Read the material below. Count the lines containing "this" and give that count alone.

[Dataset excerpt]
[start]
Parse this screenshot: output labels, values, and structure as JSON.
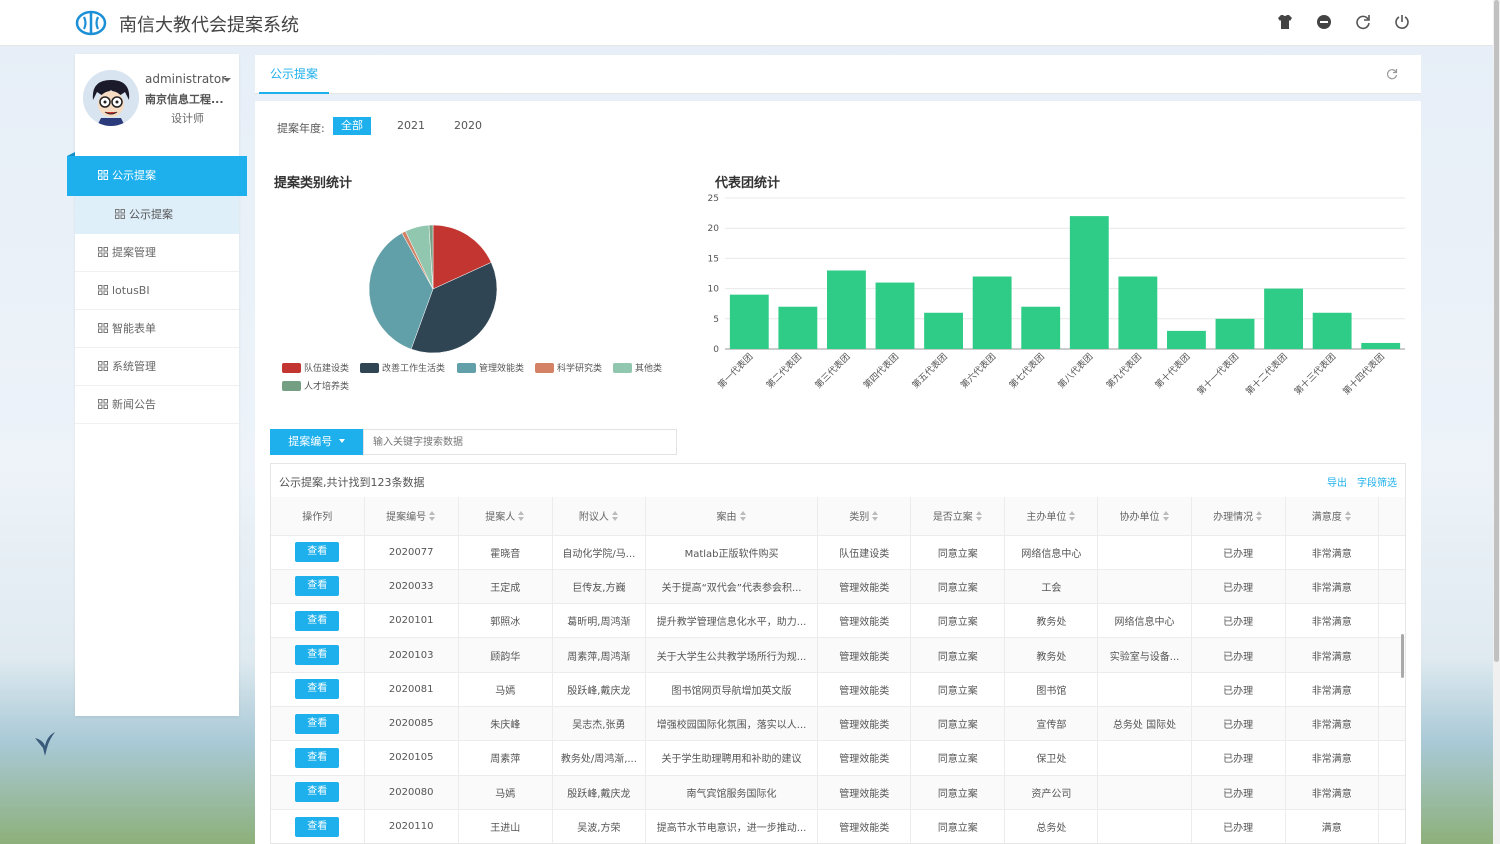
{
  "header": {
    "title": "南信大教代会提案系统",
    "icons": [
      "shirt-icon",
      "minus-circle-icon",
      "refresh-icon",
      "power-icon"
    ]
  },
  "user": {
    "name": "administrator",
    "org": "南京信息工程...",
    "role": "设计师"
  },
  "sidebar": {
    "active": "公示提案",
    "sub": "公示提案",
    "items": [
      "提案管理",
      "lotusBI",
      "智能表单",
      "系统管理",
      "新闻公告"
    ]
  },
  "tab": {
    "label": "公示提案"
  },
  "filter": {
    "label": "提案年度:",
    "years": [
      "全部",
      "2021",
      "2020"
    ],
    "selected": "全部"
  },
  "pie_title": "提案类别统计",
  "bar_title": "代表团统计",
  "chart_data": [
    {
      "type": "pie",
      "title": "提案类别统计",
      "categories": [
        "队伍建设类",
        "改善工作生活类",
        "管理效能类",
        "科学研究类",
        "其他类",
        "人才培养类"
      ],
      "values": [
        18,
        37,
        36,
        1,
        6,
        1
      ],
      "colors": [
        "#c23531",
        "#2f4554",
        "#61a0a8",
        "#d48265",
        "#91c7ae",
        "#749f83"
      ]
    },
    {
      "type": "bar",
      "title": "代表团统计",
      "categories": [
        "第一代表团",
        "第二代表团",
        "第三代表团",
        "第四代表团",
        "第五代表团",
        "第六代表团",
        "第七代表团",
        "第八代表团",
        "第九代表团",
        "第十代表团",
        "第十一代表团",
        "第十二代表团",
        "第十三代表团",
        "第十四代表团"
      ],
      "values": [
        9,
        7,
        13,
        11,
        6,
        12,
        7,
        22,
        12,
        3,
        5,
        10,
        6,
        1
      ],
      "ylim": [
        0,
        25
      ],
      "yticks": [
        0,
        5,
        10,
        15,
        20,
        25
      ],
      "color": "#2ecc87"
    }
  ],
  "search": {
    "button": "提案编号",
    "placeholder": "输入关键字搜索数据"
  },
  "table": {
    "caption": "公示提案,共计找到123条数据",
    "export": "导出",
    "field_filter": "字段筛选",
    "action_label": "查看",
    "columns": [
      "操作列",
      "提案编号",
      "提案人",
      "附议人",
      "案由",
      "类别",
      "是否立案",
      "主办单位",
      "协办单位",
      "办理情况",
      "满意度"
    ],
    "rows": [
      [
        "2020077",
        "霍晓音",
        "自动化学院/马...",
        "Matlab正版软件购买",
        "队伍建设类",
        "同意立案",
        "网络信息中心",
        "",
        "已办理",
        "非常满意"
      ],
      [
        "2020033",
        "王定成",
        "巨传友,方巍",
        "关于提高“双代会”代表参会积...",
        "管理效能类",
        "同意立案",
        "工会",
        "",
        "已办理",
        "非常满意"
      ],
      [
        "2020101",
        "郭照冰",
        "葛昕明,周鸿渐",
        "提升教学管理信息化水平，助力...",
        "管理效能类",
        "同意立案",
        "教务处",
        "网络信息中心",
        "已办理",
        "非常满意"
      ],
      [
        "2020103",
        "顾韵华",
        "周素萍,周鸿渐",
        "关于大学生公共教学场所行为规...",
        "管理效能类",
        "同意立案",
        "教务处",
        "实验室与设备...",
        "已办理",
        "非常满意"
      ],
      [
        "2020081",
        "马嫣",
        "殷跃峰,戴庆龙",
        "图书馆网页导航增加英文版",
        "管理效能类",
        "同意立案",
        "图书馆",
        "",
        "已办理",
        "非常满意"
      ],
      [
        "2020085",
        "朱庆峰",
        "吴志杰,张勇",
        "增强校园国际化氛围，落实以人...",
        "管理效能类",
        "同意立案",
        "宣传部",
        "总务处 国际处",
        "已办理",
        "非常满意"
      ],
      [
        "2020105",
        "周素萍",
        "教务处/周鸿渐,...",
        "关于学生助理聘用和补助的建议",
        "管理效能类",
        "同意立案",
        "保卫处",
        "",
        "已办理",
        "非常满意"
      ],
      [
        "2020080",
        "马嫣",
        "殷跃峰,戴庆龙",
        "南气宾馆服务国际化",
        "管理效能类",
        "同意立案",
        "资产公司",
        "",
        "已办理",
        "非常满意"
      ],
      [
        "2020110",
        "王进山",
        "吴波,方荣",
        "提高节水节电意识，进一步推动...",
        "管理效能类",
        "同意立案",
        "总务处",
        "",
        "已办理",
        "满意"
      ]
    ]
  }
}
[end]
[start]
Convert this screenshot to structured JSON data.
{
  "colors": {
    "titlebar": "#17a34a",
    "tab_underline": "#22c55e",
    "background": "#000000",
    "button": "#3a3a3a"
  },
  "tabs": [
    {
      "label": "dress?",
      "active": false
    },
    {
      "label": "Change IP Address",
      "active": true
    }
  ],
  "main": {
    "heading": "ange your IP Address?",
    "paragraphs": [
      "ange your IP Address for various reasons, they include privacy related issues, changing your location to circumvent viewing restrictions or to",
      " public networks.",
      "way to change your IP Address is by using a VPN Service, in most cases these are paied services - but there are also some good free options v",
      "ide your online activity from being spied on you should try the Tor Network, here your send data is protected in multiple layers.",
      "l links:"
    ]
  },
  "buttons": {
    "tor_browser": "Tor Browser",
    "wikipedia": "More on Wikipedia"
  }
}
[end]
FINAL RESULT »
2